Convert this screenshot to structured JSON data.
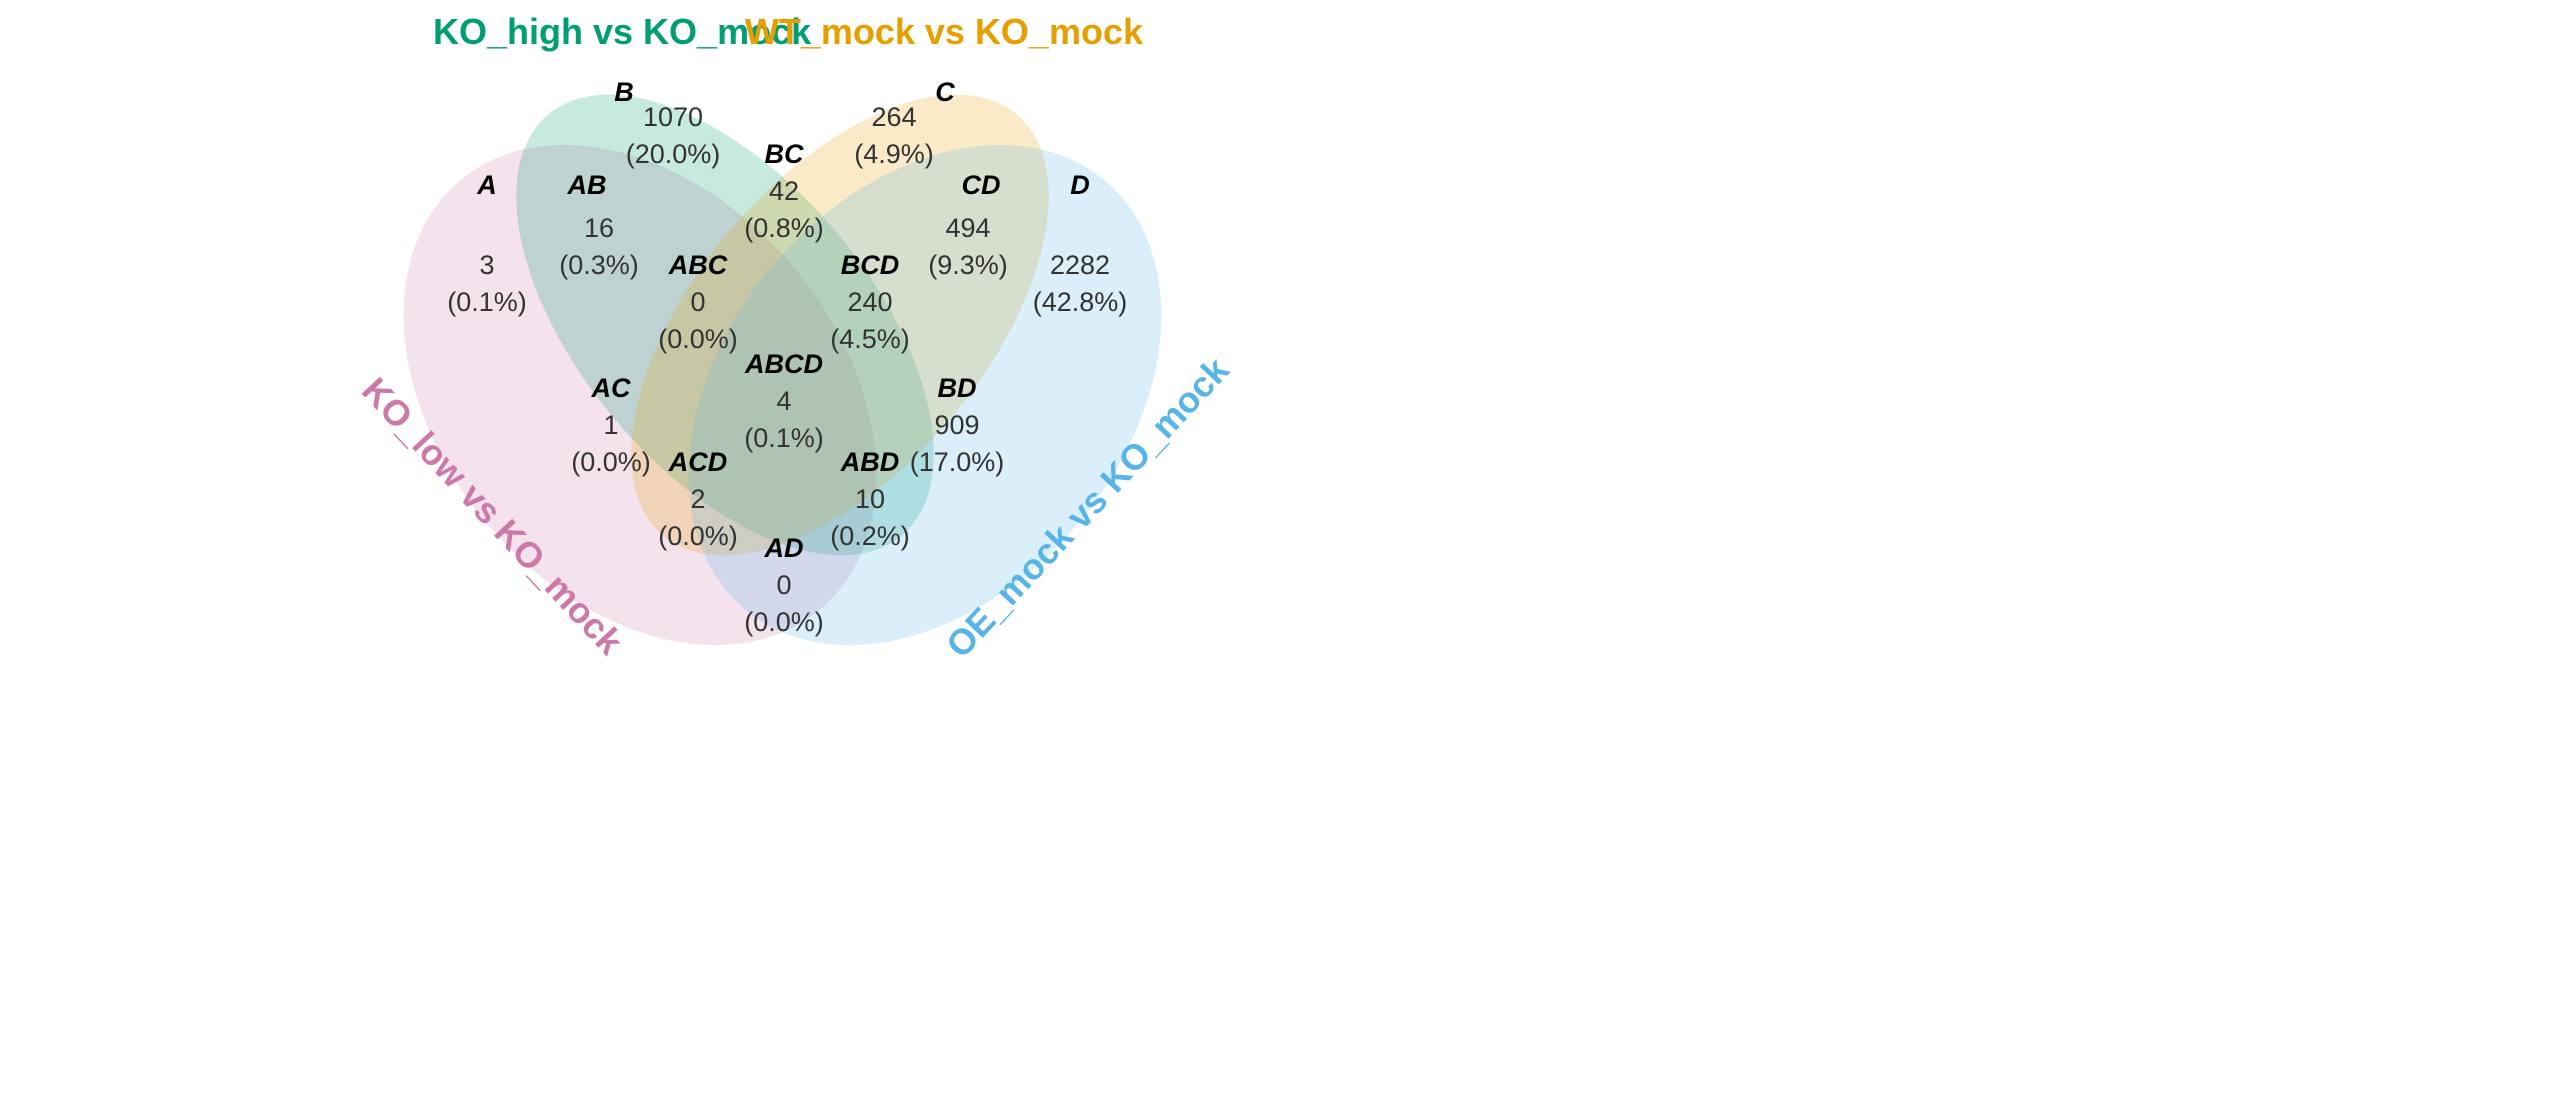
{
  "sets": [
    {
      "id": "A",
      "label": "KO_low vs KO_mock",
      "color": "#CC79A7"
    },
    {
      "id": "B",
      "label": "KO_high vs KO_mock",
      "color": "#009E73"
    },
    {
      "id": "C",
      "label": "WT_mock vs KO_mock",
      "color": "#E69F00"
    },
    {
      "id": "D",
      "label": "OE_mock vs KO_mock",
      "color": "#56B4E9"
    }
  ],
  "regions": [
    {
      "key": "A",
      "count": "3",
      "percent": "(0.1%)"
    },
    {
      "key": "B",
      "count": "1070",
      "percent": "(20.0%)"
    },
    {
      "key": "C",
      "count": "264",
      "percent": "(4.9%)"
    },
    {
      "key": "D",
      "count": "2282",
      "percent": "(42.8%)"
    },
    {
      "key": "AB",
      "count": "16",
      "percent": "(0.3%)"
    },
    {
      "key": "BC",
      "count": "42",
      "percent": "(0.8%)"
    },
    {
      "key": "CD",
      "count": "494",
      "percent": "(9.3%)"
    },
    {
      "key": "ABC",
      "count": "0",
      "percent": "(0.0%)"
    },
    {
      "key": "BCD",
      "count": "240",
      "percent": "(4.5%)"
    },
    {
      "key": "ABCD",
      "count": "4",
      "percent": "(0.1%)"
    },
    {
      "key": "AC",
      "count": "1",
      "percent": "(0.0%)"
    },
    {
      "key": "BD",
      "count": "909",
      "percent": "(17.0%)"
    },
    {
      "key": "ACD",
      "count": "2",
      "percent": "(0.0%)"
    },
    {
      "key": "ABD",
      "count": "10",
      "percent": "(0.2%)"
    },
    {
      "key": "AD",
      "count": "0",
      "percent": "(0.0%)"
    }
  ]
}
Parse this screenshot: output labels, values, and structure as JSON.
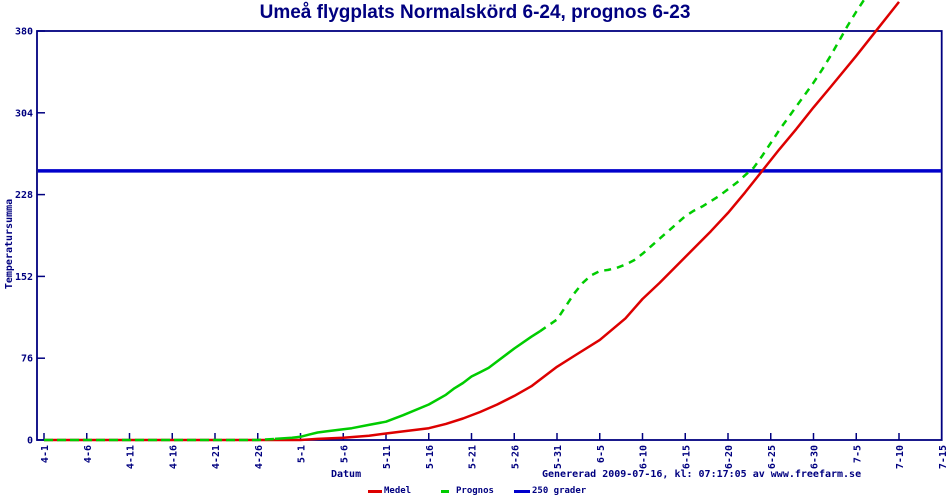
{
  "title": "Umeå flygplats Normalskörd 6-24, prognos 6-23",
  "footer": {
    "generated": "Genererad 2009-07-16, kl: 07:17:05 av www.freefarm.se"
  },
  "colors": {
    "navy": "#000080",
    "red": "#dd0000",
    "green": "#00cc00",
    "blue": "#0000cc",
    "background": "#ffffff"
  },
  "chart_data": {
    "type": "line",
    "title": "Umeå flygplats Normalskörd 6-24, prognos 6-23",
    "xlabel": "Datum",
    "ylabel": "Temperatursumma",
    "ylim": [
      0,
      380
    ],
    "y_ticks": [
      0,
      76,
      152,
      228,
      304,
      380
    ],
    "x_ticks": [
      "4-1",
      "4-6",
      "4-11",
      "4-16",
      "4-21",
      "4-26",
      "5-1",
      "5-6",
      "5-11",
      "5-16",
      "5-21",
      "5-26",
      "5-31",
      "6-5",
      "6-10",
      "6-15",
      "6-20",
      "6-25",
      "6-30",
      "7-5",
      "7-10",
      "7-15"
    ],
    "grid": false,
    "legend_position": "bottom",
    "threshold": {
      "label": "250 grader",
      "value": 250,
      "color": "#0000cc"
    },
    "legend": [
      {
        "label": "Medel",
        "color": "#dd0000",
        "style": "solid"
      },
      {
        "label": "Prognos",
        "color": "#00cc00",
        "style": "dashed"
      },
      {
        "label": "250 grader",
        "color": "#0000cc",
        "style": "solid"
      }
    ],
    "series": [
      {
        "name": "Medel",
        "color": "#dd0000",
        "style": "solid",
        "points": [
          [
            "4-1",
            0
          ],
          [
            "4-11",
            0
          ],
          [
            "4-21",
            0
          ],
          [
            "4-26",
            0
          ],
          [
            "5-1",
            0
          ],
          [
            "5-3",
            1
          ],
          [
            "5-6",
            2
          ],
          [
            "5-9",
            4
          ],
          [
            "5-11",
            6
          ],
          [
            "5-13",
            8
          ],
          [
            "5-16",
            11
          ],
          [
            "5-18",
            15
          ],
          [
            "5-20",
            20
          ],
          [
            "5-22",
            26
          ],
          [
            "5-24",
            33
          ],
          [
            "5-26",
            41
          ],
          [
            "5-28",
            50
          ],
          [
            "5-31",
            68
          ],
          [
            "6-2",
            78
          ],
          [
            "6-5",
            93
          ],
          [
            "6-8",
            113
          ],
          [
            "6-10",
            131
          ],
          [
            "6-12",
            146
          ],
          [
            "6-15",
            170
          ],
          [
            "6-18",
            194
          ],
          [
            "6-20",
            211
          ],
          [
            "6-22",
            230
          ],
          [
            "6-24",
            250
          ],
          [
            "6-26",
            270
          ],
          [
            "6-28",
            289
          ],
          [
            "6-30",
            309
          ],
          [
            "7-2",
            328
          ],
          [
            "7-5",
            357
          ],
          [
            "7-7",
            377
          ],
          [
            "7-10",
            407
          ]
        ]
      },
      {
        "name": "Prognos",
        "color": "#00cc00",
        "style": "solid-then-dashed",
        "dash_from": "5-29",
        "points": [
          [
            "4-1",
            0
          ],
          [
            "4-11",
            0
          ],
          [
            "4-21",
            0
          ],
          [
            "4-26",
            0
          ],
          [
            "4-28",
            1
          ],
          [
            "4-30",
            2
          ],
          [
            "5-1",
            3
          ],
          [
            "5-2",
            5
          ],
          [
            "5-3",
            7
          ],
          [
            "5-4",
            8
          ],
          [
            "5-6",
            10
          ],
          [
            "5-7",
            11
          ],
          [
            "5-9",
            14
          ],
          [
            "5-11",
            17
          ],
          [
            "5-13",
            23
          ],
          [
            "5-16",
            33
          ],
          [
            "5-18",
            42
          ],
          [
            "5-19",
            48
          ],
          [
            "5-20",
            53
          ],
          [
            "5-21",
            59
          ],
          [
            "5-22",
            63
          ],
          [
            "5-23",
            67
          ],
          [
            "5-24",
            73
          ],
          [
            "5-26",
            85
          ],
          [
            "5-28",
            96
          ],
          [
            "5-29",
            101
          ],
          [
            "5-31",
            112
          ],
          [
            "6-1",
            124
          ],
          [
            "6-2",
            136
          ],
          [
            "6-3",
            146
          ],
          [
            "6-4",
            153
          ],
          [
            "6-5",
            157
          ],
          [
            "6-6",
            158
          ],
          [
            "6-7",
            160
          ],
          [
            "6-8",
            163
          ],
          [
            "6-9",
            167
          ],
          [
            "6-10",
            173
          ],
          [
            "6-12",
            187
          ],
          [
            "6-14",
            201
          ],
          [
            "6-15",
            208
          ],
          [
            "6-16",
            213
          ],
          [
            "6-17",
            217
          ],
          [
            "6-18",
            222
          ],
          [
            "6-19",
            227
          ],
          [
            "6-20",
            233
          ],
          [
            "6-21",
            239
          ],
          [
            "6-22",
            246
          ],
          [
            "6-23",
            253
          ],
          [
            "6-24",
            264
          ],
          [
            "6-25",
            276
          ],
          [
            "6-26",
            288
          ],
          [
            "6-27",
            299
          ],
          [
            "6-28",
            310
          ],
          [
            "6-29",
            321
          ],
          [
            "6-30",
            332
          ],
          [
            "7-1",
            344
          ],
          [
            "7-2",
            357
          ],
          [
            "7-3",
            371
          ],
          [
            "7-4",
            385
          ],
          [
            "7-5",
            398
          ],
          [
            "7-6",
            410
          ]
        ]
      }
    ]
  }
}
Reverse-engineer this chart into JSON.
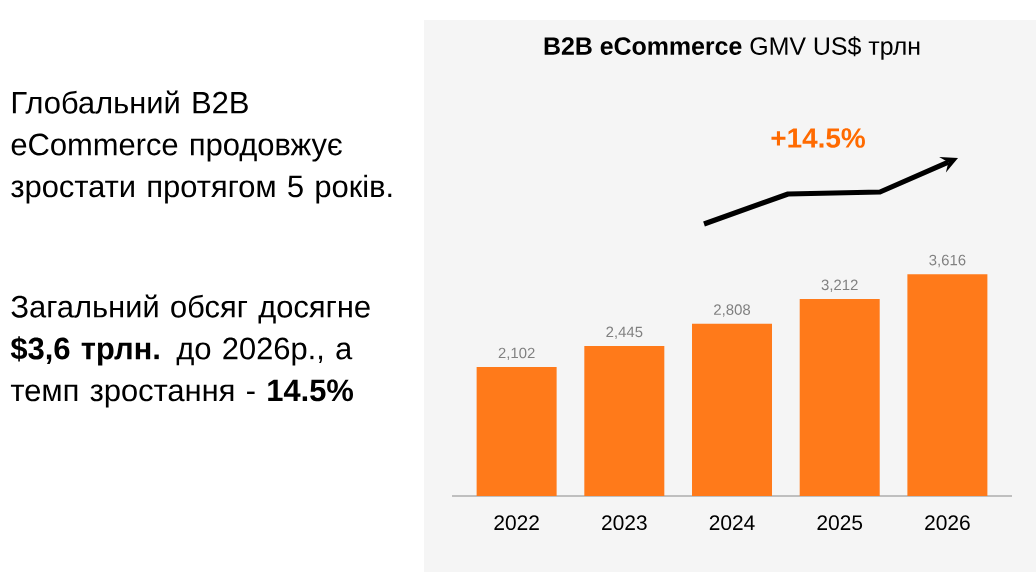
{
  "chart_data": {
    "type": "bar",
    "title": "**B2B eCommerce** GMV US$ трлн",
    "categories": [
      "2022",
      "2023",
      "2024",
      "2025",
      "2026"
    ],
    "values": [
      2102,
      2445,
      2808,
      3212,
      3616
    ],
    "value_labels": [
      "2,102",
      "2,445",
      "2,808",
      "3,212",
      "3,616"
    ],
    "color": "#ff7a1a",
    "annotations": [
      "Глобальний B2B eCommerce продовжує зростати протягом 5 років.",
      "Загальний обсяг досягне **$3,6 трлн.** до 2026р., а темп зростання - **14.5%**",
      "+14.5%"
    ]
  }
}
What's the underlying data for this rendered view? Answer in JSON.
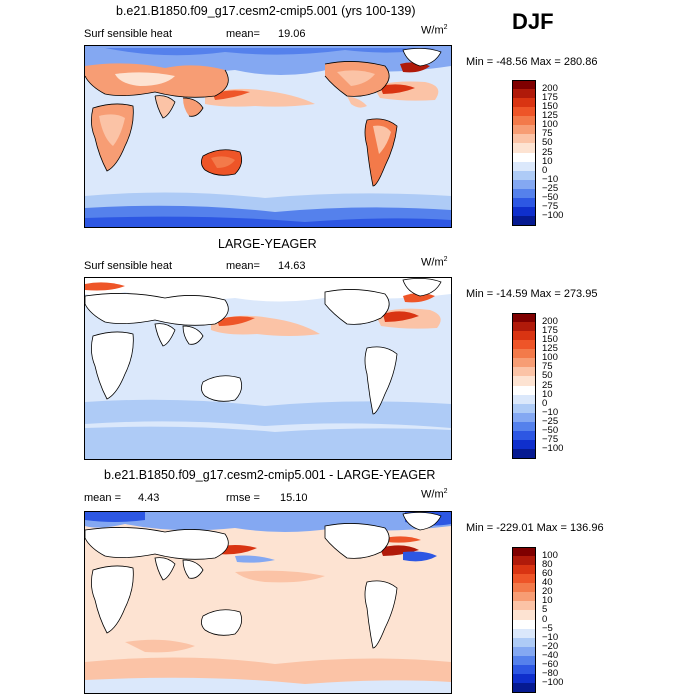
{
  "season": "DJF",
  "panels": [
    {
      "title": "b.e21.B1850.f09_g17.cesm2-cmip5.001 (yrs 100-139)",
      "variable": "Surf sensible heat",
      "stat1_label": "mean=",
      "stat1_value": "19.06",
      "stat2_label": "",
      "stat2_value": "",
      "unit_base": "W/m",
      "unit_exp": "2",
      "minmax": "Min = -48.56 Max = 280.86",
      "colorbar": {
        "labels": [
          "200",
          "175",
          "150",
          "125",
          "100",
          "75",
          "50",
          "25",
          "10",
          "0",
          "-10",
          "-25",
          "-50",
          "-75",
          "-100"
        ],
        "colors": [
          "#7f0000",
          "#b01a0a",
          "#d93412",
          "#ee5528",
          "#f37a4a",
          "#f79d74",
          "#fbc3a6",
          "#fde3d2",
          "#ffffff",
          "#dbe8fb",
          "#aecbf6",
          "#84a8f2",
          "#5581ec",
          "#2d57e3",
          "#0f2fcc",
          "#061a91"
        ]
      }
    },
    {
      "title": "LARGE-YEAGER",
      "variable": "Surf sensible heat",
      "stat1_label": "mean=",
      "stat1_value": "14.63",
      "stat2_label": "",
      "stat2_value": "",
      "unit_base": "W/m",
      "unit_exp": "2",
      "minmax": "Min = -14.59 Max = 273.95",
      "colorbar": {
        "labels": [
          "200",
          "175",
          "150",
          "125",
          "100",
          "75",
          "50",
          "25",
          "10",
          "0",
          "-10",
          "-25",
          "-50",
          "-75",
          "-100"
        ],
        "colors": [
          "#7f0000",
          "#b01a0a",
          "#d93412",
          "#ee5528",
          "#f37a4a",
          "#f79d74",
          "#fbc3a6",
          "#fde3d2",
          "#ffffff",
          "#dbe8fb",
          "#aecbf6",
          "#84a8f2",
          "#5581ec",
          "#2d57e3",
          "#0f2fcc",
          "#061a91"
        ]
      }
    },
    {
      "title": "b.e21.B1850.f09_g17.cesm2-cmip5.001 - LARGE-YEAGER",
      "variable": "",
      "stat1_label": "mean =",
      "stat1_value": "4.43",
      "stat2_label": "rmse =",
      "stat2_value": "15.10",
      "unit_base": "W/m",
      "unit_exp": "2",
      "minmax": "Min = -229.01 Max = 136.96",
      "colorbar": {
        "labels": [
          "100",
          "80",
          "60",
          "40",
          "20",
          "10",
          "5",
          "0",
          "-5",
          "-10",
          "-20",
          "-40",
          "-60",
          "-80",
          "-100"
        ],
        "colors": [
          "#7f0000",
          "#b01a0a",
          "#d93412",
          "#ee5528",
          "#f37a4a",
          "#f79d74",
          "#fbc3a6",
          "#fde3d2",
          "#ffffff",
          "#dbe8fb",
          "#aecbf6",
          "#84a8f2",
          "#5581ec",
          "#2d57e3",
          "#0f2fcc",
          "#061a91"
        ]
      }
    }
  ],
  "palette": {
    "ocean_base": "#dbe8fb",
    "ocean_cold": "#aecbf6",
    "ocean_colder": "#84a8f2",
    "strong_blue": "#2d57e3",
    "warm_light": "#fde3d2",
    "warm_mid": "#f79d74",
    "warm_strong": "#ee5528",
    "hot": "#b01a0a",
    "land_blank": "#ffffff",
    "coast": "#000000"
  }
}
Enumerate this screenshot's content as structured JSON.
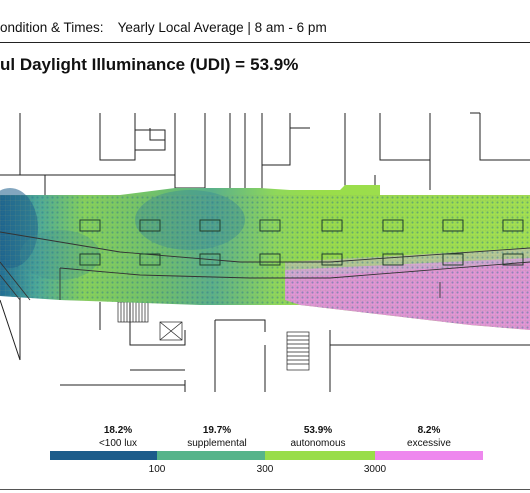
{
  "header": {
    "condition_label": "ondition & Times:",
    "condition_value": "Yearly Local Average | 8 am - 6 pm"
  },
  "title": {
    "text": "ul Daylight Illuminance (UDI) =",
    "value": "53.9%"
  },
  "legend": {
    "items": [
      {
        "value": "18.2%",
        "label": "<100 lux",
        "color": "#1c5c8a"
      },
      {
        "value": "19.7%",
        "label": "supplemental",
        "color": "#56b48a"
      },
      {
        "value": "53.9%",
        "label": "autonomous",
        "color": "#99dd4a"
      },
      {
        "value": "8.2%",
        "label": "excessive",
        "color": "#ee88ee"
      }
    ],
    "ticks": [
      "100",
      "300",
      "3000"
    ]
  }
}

WRITTEN REQUEST:
Pick out every line holding the string "Umeå" and return it.

RESULT OF THE TASK:
  "title": "Umeå flygplats Normalskörd 6-24, prognos 6-23",
    "title": "Umeå flygplats Normalskörd 6-24, prognos 6-23",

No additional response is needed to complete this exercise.